PROVIDED DATA:
____________________

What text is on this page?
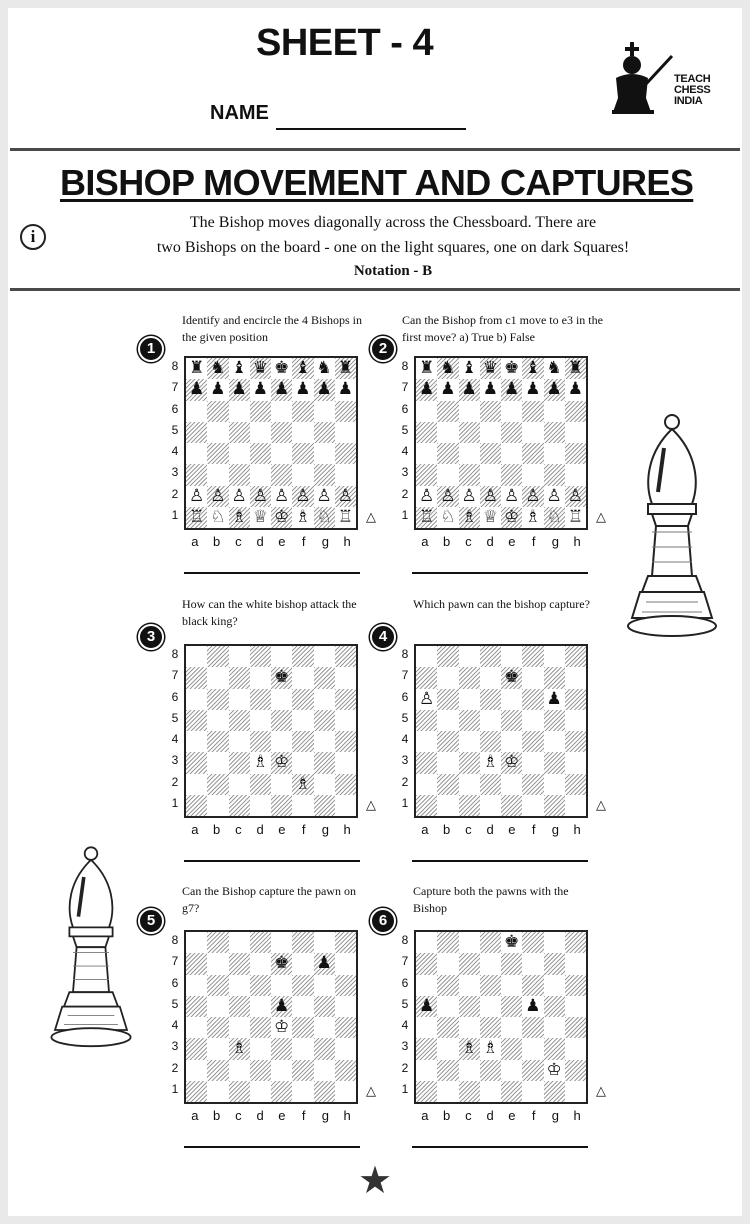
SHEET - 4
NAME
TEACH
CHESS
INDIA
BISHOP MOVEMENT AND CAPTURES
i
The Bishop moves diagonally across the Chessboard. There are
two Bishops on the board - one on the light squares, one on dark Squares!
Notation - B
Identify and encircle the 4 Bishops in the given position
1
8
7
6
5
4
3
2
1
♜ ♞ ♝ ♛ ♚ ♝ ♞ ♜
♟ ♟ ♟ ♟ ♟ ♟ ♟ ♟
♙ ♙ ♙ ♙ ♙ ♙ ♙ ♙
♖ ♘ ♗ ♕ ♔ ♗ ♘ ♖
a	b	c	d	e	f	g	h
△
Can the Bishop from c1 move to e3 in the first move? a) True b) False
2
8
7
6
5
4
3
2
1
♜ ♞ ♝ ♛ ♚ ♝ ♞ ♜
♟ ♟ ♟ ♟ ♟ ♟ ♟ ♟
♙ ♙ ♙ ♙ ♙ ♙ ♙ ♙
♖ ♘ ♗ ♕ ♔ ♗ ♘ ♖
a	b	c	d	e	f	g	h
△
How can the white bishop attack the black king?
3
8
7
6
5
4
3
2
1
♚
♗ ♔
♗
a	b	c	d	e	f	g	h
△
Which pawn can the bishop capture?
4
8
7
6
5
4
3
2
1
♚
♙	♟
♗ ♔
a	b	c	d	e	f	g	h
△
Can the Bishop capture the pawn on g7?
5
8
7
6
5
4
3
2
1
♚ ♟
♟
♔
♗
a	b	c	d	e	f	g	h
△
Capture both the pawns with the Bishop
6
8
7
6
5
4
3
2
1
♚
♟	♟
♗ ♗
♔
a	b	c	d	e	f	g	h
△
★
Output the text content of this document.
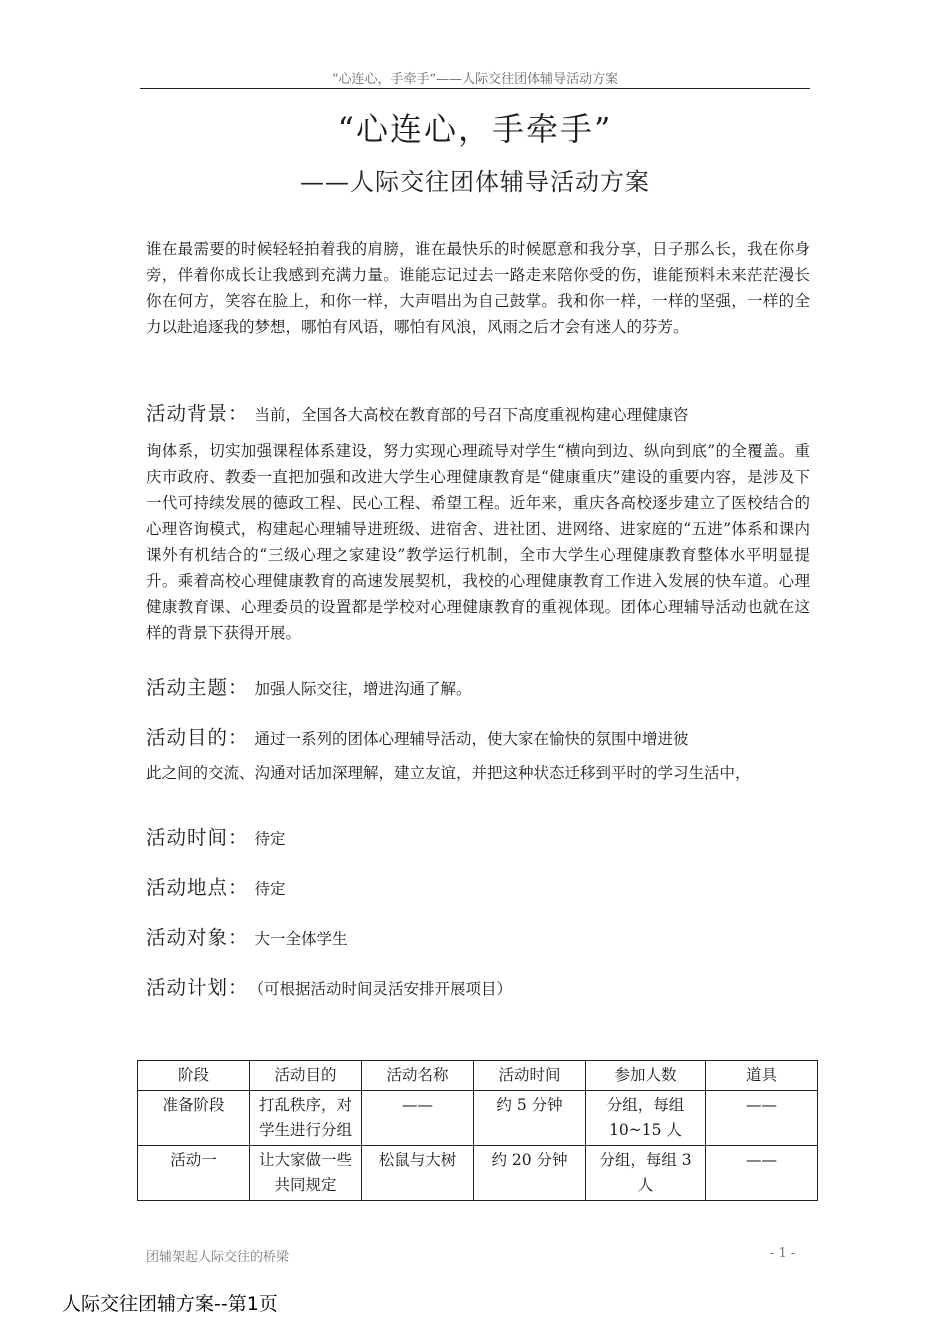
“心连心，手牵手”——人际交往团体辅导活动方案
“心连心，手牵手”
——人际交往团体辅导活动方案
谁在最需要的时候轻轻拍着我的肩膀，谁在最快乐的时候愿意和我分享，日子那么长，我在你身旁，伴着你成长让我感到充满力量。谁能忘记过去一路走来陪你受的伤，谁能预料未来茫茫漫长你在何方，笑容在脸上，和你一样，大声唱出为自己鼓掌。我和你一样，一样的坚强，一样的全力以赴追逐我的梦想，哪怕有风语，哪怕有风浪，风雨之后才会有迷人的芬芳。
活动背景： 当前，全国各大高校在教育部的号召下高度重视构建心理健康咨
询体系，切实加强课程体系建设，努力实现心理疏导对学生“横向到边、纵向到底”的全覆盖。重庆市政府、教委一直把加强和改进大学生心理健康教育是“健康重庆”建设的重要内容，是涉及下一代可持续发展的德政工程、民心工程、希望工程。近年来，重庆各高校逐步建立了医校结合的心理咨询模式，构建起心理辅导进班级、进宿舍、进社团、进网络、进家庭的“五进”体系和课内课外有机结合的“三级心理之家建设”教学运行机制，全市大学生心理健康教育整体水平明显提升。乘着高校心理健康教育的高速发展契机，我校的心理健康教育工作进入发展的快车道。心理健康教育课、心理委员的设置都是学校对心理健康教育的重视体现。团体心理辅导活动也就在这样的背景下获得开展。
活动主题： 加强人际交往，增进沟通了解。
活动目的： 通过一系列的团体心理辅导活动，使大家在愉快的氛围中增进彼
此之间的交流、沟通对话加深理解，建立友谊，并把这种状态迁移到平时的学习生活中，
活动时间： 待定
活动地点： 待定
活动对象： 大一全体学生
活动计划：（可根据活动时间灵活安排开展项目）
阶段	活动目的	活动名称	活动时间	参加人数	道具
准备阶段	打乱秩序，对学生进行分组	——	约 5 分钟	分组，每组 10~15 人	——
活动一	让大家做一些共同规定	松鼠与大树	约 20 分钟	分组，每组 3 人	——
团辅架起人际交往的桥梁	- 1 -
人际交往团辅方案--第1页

____________________

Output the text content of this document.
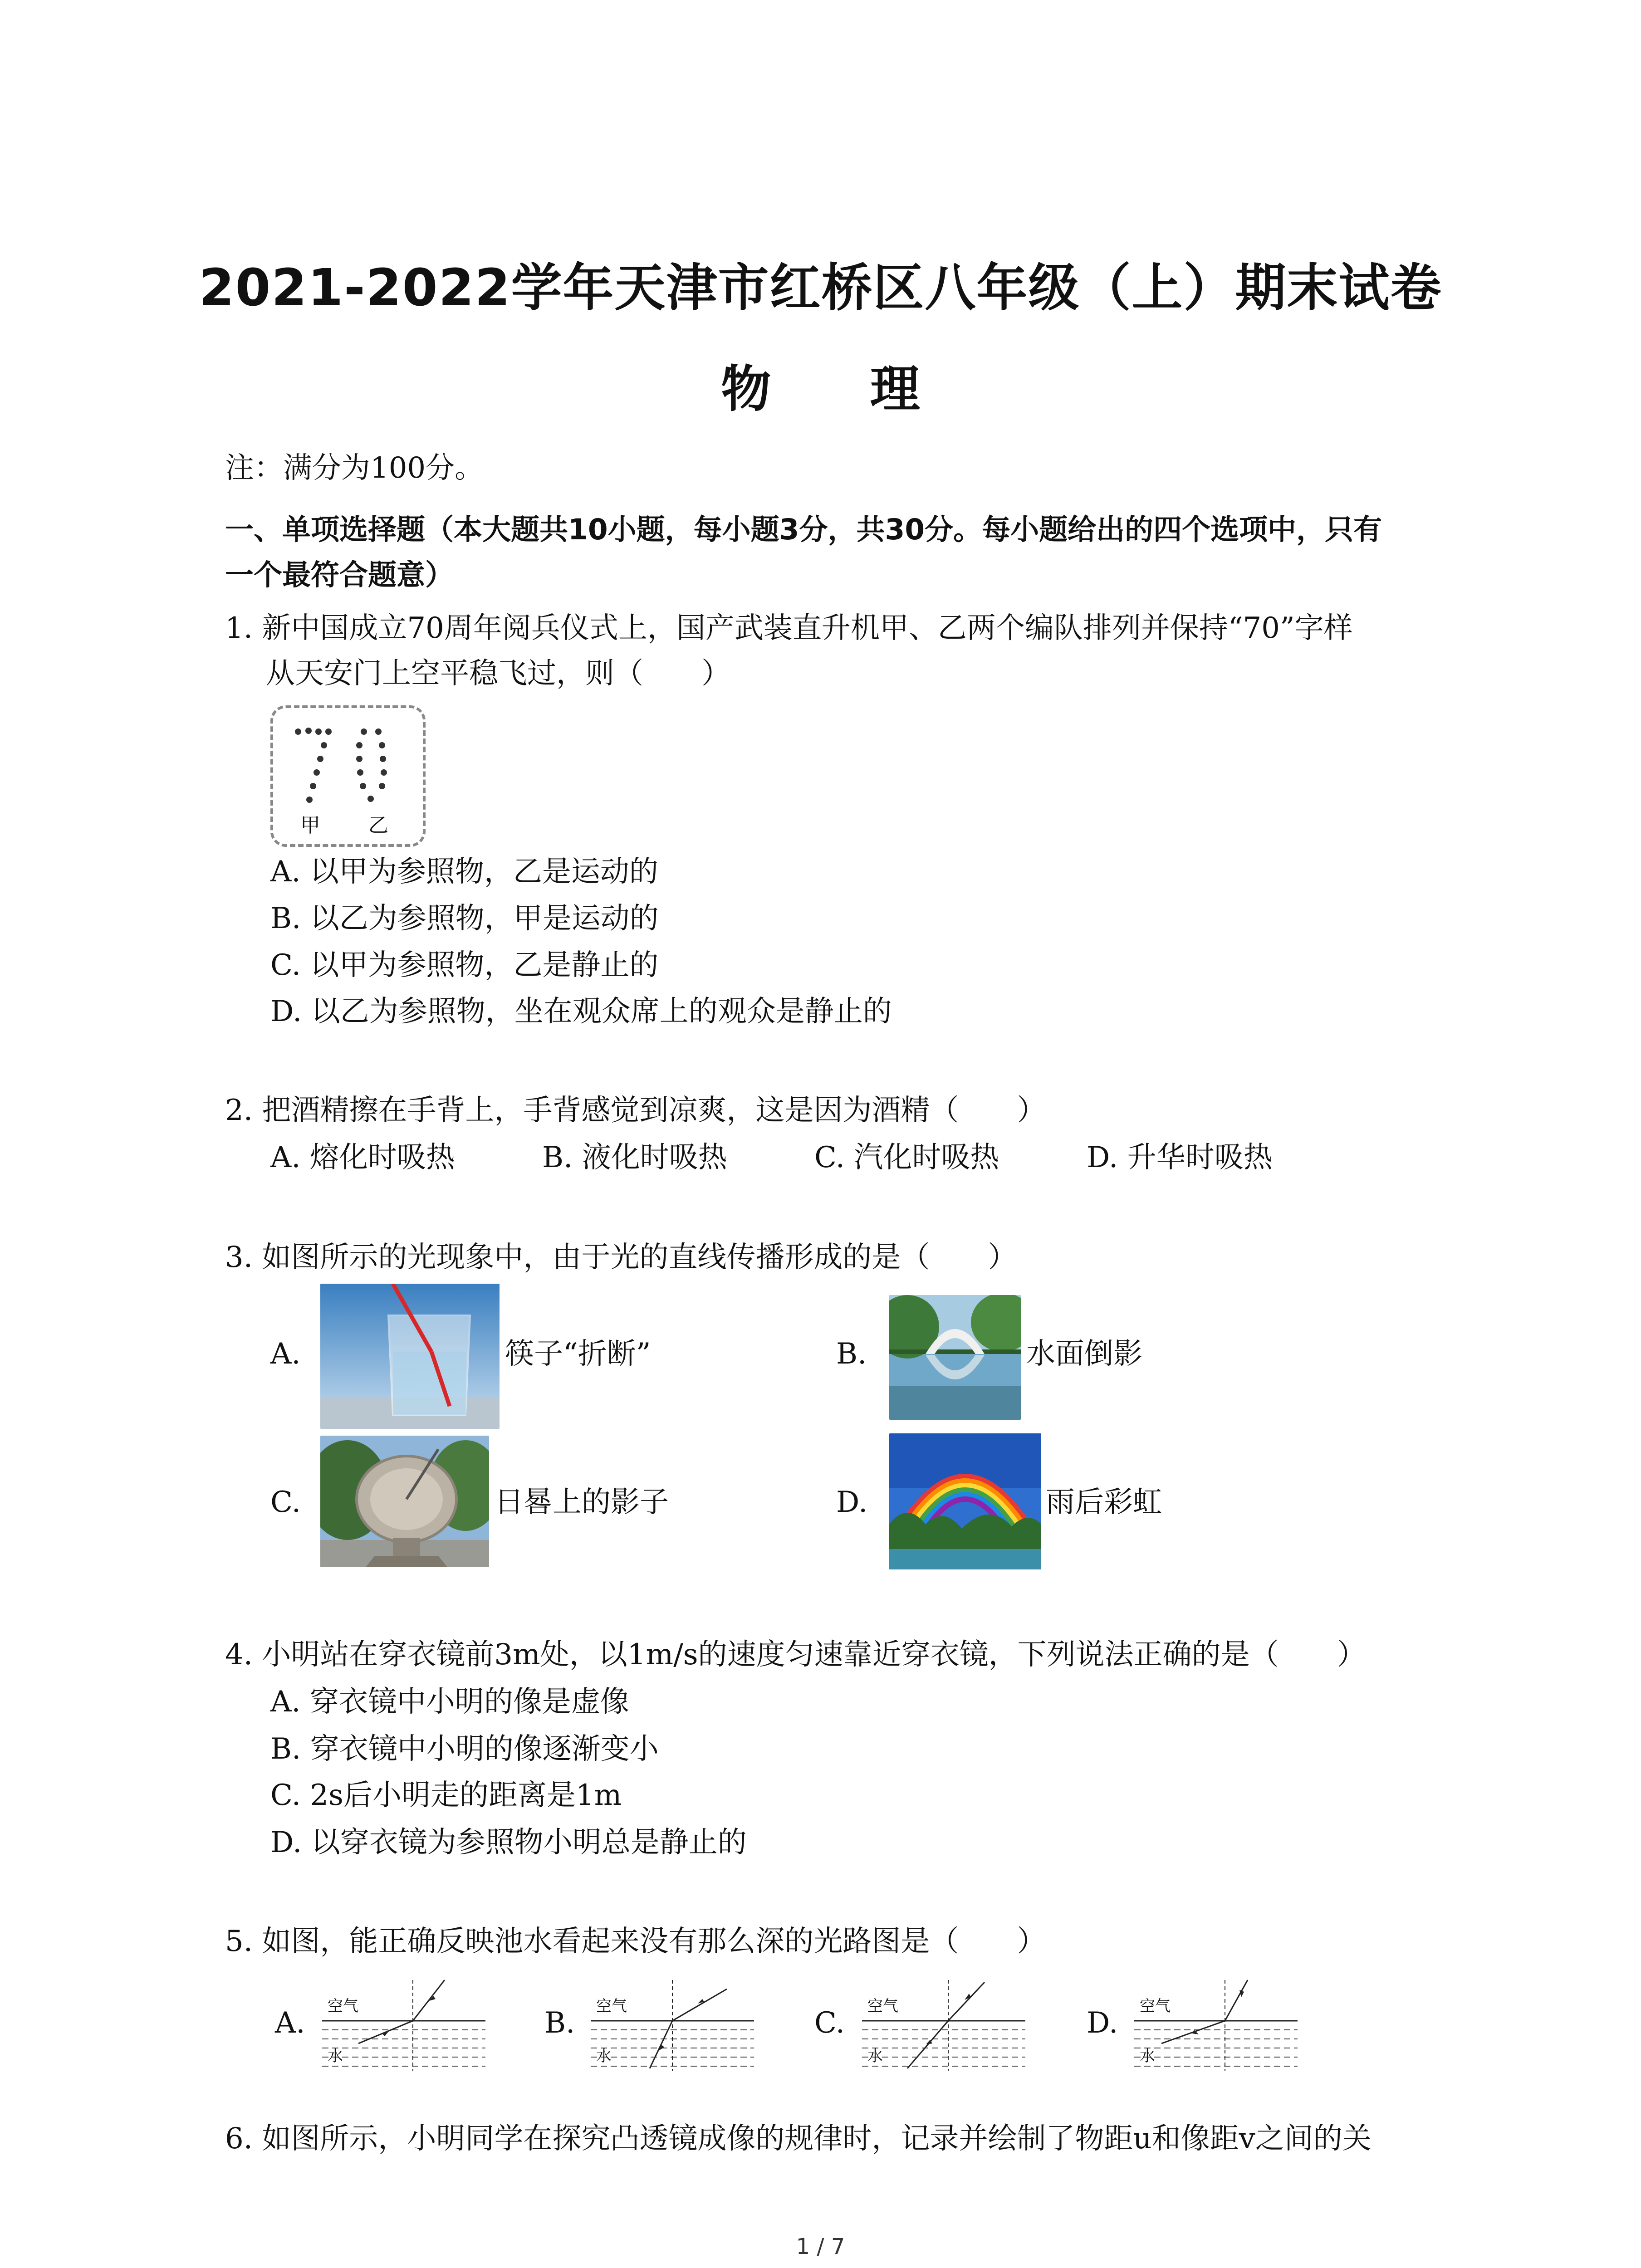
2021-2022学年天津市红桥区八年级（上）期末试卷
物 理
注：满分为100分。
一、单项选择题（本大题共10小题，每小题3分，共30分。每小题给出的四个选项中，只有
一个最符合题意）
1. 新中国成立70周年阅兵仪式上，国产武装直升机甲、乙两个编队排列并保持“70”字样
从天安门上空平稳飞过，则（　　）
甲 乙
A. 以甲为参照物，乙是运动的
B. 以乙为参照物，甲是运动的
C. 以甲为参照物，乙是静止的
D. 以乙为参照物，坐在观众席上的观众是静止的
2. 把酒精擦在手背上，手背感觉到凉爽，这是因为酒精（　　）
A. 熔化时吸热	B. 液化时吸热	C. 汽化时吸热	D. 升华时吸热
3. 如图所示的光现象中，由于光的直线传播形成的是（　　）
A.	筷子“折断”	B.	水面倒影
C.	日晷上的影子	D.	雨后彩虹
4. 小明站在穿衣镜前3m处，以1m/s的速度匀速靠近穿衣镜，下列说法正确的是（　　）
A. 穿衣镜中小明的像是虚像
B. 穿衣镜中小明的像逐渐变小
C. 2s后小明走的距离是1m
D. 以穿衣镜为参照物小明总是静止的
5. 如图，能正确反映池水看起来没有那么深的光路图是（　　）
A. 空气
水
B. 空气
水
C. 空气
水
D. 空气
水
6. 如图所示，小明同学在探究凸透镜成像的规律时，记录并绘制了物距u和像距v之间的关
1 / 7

____________________

BRIEF: Select, from the listing, all lines that include the word "活动目的".

ANSWER TO THIS PROBLEM:
活动目的： 通过一系列的团体心理辅导活动，使大家在愉快的氛围中增进彼
阶段	活动目的	活动名称	活动时间	参加人数	道具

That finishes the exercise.